Set problem →
Locate "Transcribe the text in this document." in the listing. Transcribe the line that contains it and every line that follows, through the last, omitting all pictures.

Supplied data →
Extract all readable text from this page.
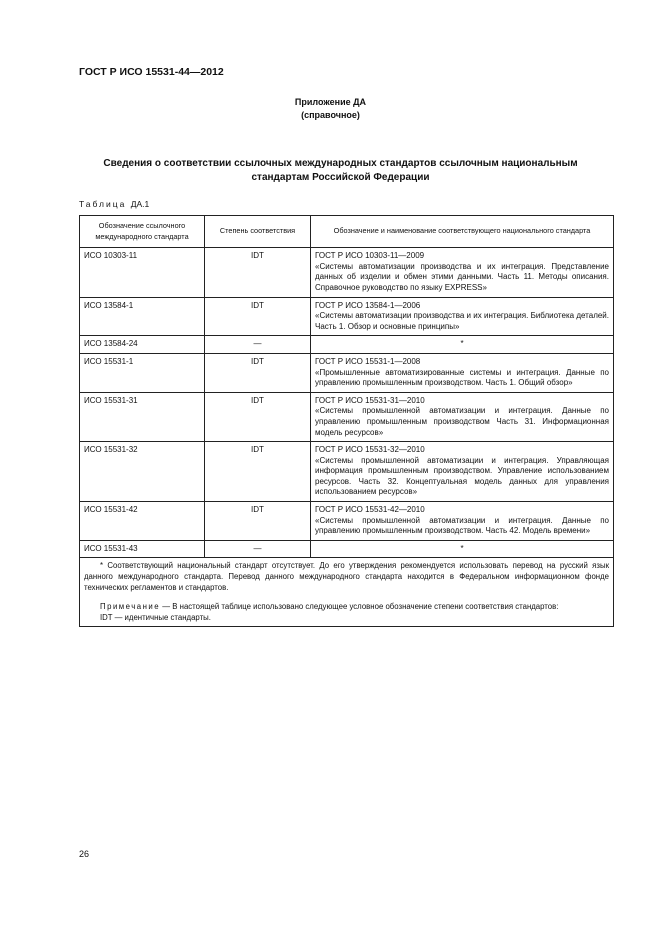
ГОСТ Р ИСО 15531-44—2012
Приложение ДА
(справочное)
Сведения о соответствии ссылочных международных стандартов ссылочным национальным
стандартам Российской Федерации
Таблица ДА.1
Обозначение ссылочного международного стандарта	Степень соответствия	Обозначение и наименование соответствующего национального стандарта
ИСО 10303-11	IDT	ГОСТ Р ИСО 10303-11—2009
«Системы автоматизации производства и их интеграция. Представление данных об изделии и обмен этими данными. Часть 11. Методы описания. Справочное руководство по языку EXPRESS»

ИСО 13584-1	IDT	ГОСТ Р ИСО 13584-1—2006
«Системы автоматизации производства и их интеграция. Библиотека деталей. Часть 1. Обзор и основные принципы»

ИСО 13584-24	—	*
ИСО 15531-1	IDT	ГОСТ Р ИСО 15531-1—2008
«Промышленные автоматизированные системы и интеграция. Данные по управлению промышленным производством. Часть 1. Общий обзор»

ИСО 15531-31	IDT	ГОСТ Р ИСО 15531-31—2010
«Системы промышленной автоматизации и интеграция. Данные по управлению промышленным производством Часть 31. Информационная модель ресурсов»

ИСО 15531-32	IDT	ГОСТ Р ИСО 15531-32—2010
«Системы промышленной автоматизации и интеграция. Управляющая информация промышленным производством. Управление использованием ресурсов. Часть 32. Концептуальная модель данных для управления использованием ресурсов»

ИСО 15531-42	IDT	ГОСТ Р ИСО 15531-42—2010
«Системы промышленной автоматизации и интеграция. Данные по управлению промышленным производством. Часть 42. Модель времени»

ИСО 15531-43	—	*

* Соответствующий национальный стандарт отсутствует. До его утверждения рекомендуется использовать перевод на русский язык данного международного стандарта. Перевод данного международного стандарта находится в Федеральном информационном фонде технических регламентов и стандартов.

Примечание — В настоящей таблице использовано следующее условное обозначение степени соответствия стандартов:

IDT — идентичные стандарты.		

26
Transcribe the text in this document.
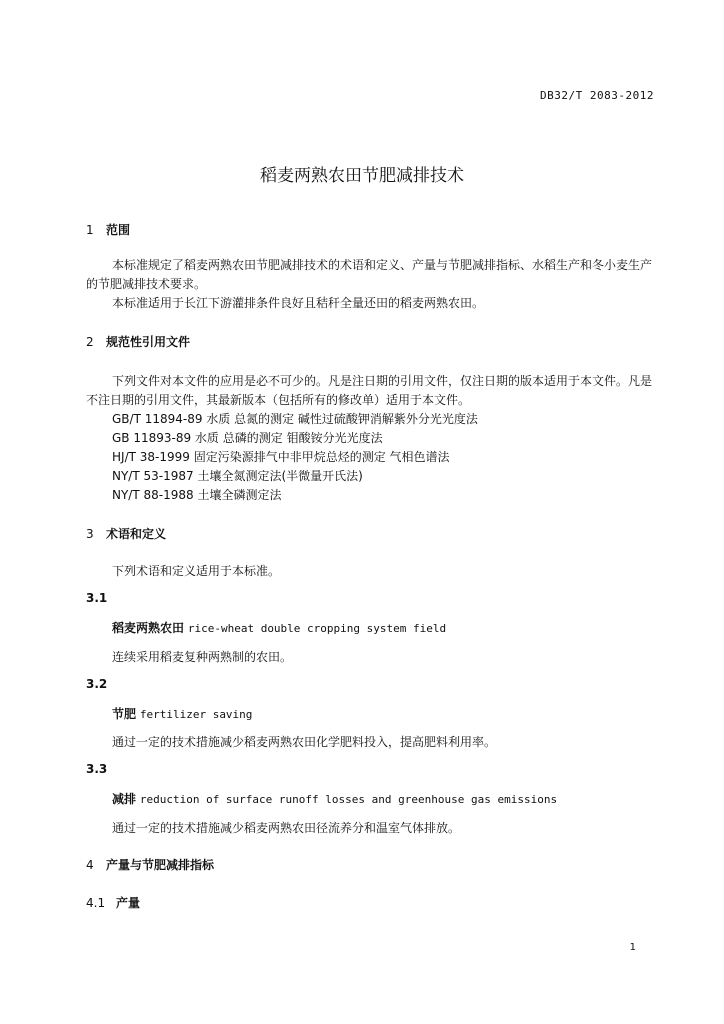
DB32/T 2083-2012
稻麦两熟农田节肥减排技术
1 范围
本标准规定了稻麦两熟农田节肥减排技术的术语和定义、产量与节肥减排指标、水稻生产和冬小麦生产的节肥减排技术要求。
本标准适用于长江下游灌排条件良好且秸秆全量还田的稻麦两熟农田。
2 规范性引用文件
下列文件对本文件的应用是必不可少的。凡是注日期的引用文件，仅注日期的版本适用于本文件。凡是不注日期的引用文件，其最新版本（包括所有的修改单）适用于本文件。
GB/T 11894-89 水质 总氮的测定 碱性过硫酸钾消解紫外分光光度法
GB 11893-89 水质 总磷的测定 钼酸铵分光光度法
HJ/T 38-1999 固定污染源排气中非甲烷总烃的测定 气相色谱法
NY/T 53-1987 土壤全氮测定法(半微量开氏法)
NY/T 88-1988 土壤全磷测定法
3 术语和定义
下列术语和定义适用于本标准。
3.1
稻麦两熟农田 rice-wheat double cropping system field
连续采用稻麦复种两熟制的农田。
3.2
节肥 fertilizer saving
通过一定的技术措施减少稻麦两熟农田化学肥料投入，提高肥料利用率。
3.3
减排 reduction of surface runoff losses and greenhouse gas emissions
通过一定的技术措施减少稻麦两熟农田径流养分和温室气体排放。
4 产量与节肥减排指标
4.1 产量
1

Answer to the exercise →
Transcribe the text in this document.
DB32/T 2083-2012
稻麦两熟农田节肥减排技术
1 范围
本标准规定了稻麦两熟农田节肥减排技术的术语和定义、产量与节肥减排指标、水稻生产和冬小麦生产的节肥减排技术要求。
本标准适用于长江下游灌排条件良好且秸秆全量还田的稻麦两熟农田。
2 规范性引用文件
下列文件对本文件的应用是必不可少的。凡是注日期的引用文件，仅注日期的版本适用于本文件。凡是不注日期的引用文件，其最新版本（包括所有的修改单）适用于本文件。
GB/T 11894-89 水质 总氮的测定 碱性过硫酸钾消解紫外分光光度法
GB 11893-89 水质 总磷的测定 钼酸铵分光光度法
HJ/T 38-1999 固定污染源排气中非甲烷总烃的测定 气相色谱法
NY/T 53-1987 土壤全氮测定法(半微量开氏法)
NY/T 88-1988 土壤全磷测定法
3 术语和定义
下列术语和定义适用于本标准。
3.1
稻麦两熟农田 rice-wheat double cropping system field
连续采用稻麦复种两熟制的农田。
3.2
节肥 fertilizer saving
通过一定的技术措施减少稻麦两熟农田化学肥料投入，提高肥料利用率。
3.3
减排 reduction of surface runoff losses and greenhouse gas emissions
通过一定的技术措施减少稻麦两熟农田径流养分和温室气体排放。
4 产量与节肥减排指标
4.1 产量
1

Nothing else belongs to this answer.